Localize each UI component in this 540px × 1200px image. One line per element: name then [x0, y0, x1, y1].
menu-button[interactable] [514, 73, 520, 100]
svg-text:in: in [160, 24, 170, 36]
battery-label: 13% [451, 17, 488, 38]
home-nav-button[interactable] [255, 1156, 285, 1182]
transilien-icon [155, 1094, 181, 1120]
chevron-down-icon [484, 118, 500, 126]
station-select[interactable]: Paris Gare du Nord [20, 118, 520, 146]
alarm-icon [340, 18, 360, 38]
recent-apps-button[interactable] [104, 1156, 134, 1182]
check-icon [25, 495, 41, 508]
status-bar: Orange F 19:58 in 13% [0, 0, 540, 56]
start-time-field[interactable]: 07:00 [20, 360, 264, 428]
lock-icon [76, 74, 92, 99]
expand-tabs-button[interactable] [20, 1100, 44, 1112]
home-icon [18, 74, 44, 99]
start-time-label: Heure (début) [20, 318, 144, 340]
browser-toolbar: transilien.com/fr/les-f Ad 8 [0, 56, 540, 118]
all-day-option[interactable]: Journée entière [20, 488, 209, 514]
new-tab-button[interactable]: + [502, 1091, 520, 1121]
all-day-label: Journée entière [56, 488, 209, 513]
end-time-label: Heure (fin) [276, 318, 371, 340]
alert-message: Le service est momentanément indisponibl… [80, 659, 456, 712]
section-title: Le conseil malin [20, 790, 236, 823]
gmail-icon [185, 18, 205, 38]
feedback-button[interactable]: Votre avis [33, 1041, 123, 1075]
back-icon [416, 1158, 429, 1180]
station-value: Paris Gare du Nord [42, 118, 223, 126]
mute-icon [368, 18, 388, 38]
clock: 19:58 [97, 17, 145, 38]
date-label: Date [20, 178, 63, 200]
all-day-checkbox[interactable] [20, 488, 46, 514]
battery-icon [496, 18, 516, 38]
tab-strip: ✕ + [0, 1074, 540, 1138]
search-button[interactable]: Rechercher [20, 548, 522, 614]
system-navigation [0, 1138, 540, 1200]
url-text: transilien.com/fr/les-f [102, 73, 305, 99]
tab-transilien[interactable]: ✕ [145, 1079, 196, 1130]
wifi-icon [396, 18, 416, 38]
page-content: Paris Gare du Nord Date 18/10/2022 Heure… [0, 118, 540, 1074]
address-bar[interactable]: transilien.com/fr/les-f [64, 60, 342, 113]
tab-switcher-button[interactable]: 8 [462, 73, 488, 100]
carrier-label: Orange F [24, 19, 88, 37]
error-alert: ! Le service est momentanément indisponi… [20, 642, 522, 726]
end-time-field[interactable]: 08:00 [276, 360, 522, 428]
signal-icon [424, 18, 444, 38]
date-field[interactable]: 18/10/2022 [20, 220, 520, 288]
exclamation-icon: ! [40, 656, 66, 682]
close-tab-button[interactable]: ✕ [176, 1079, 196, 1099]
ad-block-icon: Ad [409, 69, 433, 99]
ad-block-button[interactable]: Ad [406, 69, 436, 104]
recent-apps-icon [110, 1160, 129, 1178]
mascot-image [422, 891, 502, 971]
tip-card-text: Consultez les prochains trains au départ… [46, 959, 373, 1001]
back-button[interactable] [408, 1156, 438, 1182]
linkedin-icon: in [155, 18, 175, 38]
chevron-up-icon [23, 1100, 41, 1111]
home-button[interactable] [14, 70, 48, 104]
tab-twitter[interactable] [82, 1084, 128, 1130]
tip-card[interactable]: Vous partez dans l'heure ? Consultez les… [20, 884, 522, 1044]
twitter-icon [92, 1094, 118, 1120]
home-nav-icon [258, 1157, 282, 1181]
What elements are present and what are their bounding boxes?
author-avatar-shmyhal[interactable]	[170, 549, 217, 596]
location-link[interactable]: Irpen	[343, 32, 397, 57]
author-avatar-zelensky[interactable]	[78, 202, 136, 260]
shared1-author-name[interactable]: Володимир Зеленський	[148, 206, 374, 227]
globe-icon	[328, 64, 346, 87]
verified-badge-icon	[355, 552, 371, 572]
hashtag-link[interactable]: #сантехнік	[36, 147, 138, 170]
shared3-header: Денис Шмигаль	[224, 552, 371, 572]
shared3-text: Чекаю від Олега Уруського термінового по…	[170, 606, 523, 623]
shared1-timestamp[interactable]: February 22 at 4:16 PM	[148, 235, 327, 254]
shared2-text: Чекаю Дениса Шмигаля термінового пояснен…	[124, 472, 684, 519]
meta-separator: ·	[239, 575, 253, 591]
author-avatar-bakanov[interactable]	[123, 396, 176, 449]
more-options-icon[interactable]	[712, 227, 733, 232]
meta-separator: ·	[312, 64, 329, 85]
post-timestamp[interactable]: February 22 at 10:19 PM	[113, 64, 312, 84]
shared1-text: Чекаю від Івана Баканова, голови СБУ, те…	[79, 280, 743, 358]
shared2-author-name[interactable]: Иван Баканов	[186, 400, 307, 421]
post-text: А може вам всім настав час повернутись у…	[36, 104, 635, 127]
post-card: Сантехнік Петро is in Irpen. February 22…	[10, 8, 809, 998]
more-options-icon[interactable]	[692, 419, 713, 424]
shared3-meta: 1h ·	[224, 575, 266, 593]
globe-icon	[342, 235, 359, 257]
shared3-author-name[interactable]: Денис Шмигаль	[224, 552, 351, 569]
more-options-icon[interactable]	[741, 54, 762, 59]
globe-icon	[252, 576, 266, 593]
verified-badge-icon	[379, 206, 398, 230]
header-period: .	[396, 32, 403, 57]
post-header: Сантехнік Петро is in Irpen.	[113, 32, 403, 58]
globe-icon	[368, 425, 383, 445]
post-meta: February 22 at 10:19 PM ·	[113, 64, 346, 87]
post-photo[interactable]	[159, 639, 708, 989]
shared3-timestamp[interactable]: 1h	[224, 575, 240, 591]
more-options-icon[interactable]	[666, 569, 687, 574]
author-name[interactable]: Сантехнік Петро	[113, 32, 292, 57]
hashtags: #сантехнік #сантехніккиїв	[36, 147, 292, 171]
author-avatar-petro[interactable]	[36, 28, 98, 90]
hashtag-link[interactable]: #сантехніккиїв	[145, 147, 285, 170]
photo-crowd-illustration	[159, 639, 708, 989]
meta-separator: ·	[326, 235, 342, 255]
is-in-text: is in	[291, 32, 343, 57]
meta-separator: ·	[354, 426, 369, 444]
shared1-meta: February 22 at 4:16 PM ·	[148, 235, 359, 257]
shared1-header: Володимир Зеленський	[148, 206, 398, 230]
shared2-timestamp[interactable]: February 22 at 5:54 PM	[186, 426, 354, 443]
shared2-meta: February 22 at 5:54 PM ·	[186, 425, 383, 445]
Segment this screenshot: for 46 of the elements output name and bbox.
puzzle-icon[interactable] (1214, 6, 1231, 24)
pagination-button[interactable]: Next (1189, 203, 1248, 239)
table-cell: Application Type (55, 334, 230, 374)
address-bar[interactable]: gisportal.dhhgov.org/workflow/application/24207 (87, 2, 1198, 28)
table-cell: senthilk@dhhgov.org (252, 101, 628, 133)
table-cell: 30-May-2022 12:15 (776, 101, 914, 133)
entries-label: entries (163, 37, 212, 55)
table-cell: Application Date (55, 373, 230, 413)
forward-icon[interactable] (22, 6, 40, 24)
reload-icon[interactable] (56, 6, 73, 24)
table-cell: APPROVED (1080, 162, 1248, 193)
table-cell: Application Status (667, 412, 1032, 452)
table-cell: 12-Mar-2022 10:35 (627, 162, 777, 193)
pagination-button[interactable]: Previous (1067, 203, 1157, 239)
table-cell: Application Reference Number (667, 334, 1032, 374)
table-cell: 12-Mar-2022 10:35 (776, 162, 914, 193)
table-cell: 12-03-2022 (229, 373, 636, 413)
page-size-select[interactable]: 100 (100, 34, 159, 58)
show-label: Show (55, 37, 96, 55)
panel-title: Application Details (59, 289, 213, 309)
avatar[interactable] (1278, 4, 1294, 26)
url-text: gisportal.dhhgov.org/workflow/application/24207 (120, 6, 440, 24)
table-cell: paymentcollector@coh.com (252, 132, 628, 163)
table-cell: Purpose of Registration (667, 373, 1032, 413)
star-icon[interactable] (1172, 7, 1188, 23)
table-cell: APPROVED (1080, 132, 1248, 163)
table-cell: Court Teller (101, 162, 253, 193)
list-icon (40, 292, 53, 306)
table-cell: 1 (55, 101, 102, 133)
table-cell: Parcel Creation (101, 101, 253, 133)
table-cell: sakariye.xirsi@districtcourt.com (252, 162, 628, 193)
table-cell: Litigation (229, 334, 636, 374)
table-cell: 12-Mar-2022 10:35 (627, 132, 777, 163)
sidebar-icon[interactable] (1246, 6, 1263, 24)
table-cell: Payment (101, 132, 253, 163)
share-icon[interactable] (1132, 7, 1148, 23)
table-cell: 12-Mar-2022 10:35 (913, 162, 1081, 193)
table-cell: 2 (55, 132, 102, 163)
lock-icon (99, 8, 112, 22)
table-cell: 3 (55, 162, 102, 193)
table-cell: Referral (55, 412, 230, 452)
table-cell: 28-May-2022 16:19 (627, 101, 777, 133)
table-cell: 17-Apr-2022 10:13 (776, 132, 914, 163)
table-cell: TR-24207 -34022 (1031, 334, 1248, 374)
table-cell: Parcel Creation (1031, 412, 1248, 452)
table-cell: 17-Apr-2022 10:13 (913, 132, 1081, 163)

▶ _WORK TO DO_
Print the records above word for word, from their first line through the line containing "lock-icon [76, 74, 92, 99]".

▶ _ANSWER FOR THIS EXERCISE_
Localize each UI component in this 540px × 1200px image. One line per element: name then [x0, y0, x1, y1].
menu-button[interactable] [514, 73, 520, 100]
svg-text:in: in [160, 24, 170, 36]
battery-label: 13% [451, 17, 488, 38]
home-nav-button[interactable] [255, 1156, 285, 1182]
transilien-icon [155, 1094, 181, 1120]
chevron-down-icon [484, 118, 500, 126]
station-select[interactable]: Paris Gare du Nord [20, 118, 520, 146]
alarm-icon [340, 18, 360, 38]
recent-apps-button[interactable] [104, 1156, 134, 1182]
check-icon [25, 495, 41, 508]
status-bar: Orange F 19:58 in 13% [0, 0, 540, 56]
start-time-field[interactable]: 07:00 [20, 360, 264, 428]
lock-icon [76, 74, 92, 99]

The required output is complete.